Records supplied:
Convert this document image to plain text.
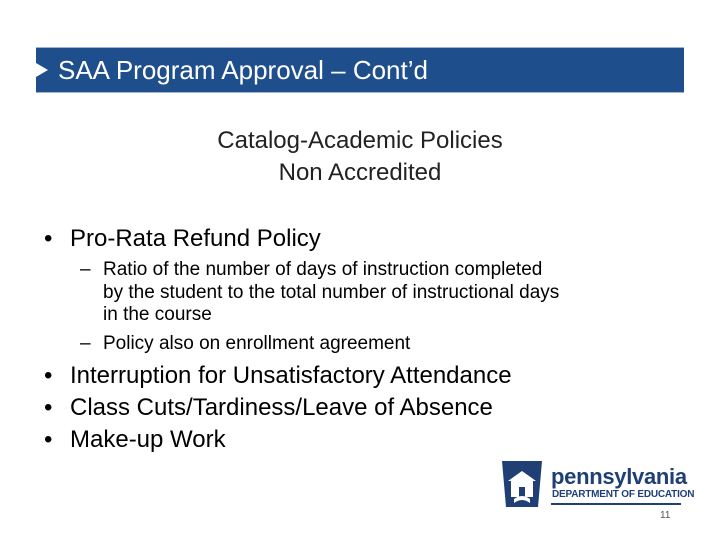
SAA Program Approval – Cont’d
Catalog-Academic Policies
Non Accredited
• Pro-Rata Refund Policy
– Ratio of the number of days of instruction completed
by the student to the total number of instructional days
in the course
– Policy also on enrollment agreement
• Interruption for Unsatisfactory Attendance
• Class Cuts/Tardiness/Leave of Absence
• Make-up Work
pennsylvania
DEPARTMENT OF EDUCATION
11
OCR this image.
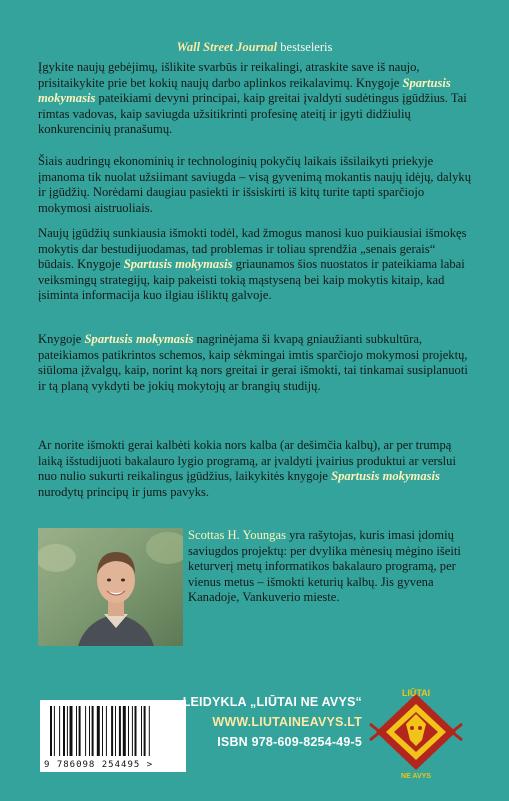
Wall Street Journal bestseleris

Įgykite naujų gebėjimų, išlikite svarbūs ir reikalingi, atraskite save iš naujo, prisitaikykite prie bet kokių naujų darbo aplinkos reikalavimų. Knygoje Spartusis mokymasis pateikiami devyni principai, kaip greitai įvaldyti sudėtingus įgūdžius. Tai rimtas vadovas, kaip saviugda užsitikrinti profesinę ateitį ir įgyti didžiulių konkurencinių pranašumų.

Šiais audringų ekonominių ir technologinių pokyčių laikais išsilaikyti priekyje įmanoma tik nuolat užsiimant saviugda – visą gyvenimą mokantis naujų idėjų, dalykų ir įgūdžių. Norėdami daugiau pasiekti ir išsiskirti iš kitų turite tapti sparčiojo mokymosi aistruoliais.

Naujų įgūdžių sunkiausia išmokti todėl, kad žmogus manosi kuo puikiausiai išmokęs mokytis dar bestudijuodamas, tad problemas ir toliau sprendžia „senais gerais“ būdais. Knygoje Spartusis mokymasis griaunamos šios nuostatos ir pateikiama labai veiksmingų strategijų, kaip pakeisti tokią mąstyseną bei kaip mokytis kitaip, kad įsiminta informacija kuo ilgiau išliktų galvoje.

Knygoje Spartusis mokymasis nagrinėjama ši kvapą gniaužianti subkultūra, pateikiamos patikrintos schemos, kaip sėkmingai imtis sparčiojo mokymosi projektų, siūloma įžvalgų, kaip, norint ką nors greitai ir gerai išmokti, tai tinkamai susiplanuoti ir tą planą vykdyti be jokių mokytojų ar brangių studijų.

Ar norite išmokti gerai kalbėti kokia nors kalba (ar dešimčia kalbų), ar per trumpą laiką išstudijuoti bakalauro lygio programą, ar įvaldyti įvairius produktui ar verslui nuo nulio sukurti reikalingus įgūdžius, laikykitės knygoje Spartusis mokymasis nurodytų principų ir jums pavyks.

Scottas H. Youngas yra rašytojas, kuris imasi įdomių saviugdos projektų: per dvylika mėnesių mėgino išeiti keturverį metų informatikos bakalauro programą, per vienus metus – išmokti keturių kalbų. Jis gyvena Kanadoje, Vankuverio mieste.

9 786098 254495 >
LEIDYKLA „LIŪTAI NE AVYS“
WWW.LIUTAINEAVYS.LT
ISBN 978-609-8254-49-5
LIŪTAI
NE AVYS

What is expected:
Show every line in the records above that contains the word "greitai".

Worked answer:
Įgykite naujų gebėjimų, išlikite svarbūs ir reikalingi, atraskite save iš naujo, prisitaikykite prie bet kokių naujų darbo aplinkos reikalavimų. Knygoje Spartusis mokymasis pateikiami devyni principai, kaip greitai įvaldyti sudėtingus įgūdžius. Tai rimtas vadovas, kaip saviugda užsitikrinti profesinę ateitį ir įgyti didžiulių konkurencinių pranašumų.
Knygoje Spartusis mokymasis nagrinėjama ši kvapą gniaužianti subkultūra, pateikiamos patikrintos schemos, kaip sėkmingai imtis sparčiojo mokymosi projektų, siūloma įžvalgų, kaip, norint ką nors greitai ir gerai išmokti, tai tinkamai susiplanuoti ir tą planą vykdyti be jokių mokytojų ar brangių studijų.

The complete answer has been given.